Watch for Me on the Mountain
- Author: Forrest Carter
- Language: English
- Publisher: Delacorte Press
- Publication date: September 22, 1978
- Publication place: United States
- Pages: 305
- ISBN: 0440022029

= Watch for Me on the Mountain =

1978 novel by Forrest Carter

Watch for Me on the Mountain is a 1978 novel by the American writer Asa Carter, published under his pen name Forrest Carter. It has also been published as Cry Geronimo. It is about the Apache military leader and medicine man Geronimo as he fights against the United States Cavalry.

==Plot==
Geronimo leads a group of Apaches who escape the San Carlos reservation in southeastern Arizona in the summer of 1886. They consist of aging warriors, women and children. Starving and suffering from the heat, they wander into the Sierra Madre where Geronimo has hidden rifles. Geronimo, who is both military leader and medicine man, uses guerilla tactics to lead his men in battle against the United States Cavalry. The fighting lasts until September, when Geronimo surrenders to the cavalry scout Tom Horn. Along with the story of Geronimo at war, the novel covers 300 years of Apache history.

==Background==
Carter began conducting research for the novel in late 1973. He told the Abilene Reporter-News that he had interviewed "several Apaches on the reservation, including some of the tribal historians", but according to historian and reporter Dan T. Carter, Carter primarily relied on books found in the public library in Sweetwater, Texas, going so far as to rent a room there for a few weeks. The book drew from three main sources. The first was the journal of Leonard Wood, a physician was a part of the Army expedition that captured Geronimo; the University of New Mexico Press published a reprint of the journal in 1970. The second was Geronimo: A Biography, published by conservationist, author, and self-taught historian Alexander Adams in 1971. The third was Geronimo: His Own Story, a compilation of the Apache leader's sayings and recollections, published in 1907 and reprinted by E. P. Dutton in 1970 with an introduction by Frederick W. Turner.

**QUESTIONS:**
**a.** Answer from the text about Watch for Me on the Mountain:
(i) What other title has the novel been published under?
(ii) To whom does Geronimo surrender in September?
(iii) When did Carter begin researching the novel?
**b.** Write the next part of the text about Watch for Me on the Mountain, picking up after its last sentence.

[Stored data]
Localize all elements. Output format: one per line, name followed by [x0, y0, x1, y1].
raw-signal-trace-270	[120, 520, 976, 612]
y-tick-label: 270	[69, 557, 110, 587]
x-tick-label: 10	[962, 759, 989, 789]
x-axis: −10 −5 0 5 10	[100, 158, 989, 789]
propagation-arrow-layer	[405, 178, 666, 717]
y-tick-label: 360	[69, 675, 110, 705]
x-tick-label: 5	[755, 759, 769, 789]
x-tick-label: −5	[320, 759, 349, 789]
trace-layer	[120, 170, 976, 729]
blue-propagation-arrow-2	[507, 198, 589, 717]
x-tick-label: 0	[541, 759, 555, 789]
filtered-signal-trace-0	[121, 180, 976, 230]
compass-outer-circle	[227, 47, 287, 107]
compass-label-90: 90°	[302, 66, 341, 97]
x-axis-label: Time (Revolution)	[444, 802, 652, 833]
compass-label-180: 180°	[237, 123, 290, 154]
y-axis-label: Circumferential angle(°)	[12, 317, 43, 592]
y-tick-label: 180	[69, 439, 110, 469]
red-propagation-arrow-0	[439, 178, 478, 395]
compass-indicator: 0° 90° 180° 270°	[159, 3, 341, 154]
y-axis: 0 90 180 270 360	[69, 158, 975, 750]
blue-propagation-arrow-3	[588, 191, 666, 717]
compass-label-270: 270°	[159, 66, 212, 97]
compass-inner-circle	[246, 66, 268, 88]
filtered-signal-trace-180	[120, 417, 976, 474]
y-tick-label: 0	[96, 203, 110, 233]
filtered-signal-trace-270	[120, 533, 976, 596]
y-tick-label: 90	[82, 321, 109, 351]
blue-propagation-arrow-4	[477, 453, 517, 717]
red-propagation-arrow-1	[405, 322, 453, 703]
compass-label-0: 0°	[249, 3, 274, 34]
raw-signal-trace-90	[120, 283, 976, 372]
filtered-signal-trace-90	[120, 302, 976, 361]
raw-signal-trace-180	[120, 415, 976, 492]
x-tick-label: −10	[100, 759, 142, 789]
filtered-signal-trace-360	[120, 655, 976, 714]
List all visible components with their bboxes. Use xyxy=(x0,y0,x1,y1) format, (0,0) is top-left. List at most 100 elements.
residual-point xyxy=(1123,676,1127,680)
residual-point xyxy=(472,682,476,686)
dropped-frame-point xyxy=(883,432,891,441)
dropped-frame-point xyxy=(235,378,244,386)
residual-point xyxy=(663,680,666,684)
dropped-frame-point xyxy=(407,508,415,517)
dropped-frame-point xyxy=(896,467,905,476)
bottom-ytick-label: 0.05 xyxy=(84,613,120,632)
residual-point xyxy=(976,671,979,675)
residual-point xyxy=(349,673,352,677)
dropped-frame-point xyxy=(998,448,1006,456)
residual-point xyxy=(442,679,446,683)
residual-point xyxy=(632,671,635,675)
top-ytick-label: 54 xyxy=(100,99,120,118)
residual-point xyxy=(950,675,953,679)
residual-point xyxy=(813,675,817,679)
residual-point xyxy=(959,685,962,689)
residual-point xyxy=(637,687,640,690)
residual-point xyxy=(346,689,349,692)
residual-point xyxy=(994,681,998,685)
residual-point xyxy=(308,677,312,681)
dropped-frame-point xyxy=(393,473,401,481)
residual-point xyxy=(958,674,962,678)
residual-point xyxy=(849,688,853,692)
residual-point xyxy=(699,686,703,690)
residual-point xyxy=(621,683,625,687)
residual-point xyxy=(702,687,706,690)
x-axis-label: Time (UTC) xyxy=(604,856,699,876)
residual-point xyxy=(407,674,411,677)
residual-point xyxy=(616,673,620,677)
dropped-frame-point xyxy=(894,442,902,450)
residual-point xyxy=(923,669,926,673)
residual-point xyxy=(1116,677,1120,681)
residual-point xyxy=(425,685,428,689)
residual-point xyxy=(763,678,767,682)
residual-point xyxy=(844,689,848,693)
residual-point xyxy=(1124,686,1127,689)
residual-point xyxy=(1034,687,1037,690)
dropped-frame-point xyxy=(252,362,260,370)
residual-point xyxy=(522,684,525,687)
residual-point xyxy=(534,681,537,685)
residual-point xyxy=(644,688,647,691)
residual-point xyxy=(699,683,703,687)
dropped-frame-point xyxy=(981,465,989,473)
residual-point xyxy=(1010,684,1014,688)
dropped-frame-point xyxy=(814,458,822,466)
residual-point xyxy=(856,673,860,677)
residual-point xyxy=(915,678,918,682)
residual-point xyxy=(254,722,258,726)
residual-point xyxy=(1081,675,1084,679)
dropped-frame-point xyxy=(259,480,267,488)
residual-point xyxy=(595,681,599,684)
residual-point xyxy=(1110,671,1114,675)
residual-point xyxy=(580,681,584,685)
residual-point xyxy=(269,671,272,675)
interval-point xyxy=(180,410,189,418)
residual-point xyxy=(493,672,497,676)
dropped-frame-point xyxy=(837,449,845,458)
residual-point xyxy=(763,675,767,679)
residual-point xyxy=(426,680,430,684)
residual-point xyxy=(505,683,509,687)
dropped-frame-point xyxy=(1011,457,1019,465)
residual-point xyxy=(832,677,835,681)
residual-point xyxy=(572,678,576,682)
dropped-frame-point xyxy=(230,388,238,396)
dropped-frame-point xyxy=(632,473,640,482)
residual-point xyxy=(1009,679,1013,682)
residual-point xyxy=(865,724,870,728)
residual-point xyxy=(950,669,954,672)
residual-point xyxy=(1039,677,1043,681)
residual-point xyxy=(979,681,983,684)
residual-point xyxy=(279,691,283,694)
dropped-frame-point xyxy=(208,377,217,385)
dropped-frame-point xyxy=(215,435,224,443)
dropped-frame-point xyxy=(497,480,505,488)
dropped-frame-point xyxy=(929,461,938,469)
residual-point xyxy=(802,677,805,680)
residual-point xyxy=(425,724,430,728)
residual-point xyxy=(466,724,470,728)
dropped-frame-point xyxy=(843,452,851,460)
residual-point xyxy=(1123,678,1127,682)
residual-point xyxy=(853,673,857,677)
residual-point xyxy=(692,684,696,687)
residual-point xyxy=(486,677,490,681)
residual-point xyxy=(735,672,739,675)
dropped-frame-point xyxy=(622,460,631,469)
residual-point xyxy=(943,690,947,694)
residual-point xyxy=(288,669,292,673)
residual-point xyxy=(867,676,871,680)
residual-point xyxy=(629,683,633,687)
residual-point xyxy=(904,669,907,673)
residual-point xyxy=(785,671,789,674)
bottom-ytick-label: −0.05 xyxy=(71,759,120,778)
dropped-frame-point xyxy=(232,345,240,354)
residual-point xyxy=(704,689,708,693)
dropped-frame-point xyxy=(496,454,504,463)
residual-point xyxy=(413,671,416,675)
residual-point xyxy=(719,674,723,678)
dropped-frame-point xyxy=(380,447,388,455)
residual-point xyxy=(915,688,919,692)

**EXPECTED RESPONSES:**
**a.**
(i) Cry Geronimo
(ii) The cavalry scout Tom Horn
(iii) Late 1973

**b.**
==Reception==
Webster Schott of The New York Times wrote that the book contains "moments of poetry" when it covers Geronimo's role as a spiritual leader. Schott wrote that although Carter is insightful, his desire to cover history makes the novel suffer when it "trails off into lecture". Kirkus Reviews wrote that Geronimo's spiritual visions are the book's backbone and called the novel "less than totally enthralling or convincing but vivid, richly colored, and often fiercely effective".

There were discussions about making a film adaptation. Carter died in June 1979 while visiting his son on the way to a meeting with a film studio in Los Angeles. Danny Arnold expressed interest in adapting the novel. Arnold was quite fond of the novel and wanted to explore more serious works after producing the comedy sitcom My World and Welcome to It. He believed the novel could have great potential as a Native American version of the hit mini-series Roots.